### Data listing ###

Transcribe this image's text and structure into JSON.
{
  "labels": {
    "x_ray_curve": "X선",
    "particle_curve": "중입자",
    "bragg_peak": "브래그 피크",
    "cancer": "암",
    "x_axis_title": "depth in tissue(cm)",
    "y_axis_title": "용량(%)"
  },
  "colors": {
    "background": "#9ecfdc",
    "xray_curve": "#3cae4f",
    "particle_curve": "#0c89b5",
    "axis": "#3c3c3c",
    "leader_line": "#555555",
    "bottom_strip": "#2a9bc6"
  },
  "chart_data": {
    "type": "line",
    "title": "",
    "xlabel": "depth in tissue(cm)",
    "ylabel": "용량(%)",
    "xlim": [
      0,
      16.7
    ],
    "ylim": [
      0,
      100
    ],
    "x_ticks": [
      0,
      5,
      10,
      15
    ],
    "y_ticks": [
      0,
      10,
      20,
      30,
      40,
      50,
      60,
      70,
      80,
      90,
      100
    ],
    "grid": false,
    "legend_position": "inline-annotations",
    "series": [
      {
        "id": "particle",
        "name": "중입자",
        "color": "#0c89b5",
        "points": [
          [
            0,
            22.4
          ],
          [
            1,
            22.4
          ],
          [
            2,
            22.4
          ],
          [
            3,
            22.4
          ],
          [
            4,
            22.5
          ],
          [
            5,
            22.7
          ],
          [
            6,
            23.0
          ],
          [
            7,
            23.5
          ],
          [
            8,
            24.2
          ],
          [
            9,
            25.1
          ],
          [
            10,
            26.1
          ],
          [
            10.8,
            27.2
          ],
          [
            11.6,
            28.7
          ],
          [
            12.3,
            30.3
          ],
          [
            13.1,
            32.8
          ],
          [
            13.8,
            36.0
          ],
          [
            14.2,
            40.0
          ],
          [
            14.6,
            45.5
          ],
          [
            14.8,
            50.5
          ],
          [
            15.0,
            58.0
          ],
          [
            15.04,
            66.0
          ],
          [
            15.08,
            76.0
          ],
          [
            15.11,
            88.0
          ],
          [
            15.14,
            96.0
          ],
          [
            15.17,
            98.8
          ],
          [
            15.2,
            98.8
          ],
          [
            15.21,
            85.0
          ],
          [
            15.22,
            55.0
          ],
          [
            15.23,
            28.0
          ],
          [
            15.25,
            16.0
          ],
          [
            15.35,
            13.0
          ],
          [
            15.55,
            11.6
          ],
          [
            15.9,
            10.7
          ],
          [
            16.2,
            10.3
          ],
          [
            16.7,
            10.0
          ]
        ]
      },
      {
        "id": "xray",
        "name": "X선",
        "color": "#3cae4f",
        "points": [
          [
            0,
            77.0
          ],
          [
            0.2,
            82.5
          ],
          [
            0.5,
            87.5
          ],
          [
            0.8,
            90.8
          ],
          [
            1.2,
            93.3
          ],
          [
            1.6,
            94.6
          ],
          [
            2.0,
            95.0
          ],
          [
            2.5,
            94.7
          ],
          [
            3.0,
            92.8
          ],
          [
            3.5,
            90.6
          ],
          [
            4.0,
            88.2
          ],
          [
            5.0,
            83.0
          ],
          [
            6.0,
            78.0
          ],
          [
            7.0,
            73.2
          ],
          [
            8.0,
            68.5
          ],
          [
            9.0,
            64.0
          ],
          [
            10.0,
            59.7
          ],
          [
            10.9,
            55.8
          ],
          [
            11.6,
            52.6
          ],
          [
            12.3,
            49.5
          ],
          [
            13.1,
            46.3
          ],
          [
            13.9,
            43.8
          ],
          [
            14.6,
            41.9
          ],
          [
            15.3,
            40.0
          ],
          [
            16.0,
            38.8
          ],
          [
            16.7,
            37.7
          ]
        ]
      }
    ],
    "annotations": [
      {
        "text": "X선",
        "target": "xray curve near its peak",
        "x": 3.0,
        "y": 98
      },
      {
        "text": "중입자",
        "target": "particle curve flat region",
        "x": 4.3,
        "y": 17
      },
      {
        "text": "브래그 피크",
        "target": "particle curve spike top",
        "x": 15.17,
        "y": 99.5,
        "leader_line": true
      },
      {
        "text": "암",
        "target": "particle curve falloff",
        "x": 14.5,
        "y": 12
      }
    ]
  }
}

###

Directions
Copy out the full material exactly as it appears.

Result for this task
Transcribe this image's text and structure into JSON.
{
  "labels": {
    "x_ray_curve": "X선",
    "particle_curve": "중입자",
    "bragg_peak": "브래그 피크",
    "cancer": "암",
    "x_axis_title": "depth in tissue(cm)",
    "y_axis_title": "용량(%)"
  },
  "colors": {
    "background": "#9ecfdc",
    "xray_curve": "#3cae4f",
    "particle_curve": "#0c89b5",
    "axis": "#3c3c3c",
    "leader_line": "#555555",
    "bottom_strip": "#2a9bc6"
  },
  "chart_data": {
    "type": "line",
    "title": "",
    "xlabel": "depth in tissue(cm)",
    "ylabel": "용량(%)",
    "xlim": [
      0,
      16.7
    ],
    "ylim": [
      0,
      100
    ],
    "x_ticks": [
      0,
      5,
      10,
      15
    ],
    "y_ticks": [
      0,
      10,
      20,
      30,
      40,
      50,
      60,
      70,
      80,
      90,
      100
    ],
    "grid": false,
    "legend_position": "inline-annotations",
    "series": [
      {
        "id": "particle",
        "name": "중입자",
        "color": "#0c89b5",
        "points": [
          [
            0,
            22.4
          ],
          [
            1,
            22.4
          ],
          [
            2,
            22.4
          ],
          [
            3,
            22.4
          ],
          [
            4,
            22.5
          ],
          [
            5,
            22.7
          ],
          [
            6,
            23.0
          ],
          [
            7,
            23.5
          ],
          [
            8,
            24.2
          ],
          [
            9,
            25.1
          ],
          [
            10,
            26.1
          ],
          [
            10.8,
            27.2
          ],
          [
            11.6,
            28.7
          ],
          [
            12.3,
            30.3
          ],
          [
            13.1,
            32.8
          ],
          [
            13.8,
            36.0
          ],
          [
            14.2,
            40.0
          ],
          [
            14.6,
            45.5
          ],
          [
            14.8,
            50.5
          ],
          [
            15.0,
            58.0
          ],
          [
            15.04,
            66.0
          ],
          [
            15.08,
            76.0
          ],
          [
            15.11,
            88.0
          ],
          [
            15.14,
            96.0
          ],
          [
            15.17,
            98.8
          ],
          [
            15.2,
            98.8
          ],
          [
            15.21,
            85.0
          ],
          [
            15.22,
            55.0
          ],
          [
            15.23,
            28.0
          ],
          [
            15.25,
            16.0
          ],
          [
            15.35,
            13.0
          ],
          [
            15.55,
            11.6
          ],
          [
            15.9,
            10.7
          ],
          [
            16.2,
            10.3
          ],
          [
            16.7,
            10.0
          ]
        ]
      },
      {
        "id": "xray",
        "name": "X선",
        "color": "#3cae4f",
        "points": [
          [
            0,
            77.0
          ],
          [
            0.2,
            82.5
          ],
          [
            0.5,
            87.5
          ],
          [
            0.8,
            90.8
          ],
          [
            1.2,
            93.3
          ],
          [
            1.6,
            94.6
          ],
          [
            2.0,
            95.0
          ],
          [
            2.5,
            94.7
          ],
          [
            3.0,
            92.8
          ],
          [
            3.5,
            90.6
          ],
          [
            4.0,
            88.2
          ],
          [
            5.0,
            83.0
          ],
          [
            6.0,
            78.0
          ],
          [
            7.0,
            73.2
          ],
          [
            8.0,
            68.5
          ],
          [
            9.0,
            64.0
          ],
          [
            10.0,
            59.7
          ],
          [
            10.9,
            55.8
          ],
          [
            11.6,
            52.6
          ],
          [
            12.3,
            49.5
          ],
          [
            13.1,
            46.3
          ],
          [
            13.9,
            43.8
          ],
          [
            14.6,
            41.9
          ],
          [
            15.3,
            40.0
          ],
          [
            16.0,
            38.8
          ],
          [
            16.7,
            37.7
          ]
        ]
      }
    ],
    "annotations": [
      {
        "text": "X선",
        "target": "xray curve near its peak",
        "x": 3.0,
        "y": 98
      },
      {
        "text": "중입자",
        "target": "particle curve flat region",
        "x": 4.3,
        "y": 17
      },
      {
        "text": "브래그 피크",
        "target": "particle curve spike top",
        "x": 15.17,
        "y": 99.5,
        "leader_line": true
      },
      {
        "text": "암",
        "target": "particle curve falloff",
        "x": 14.5,
        "y": 12
      }
    ]
  }
}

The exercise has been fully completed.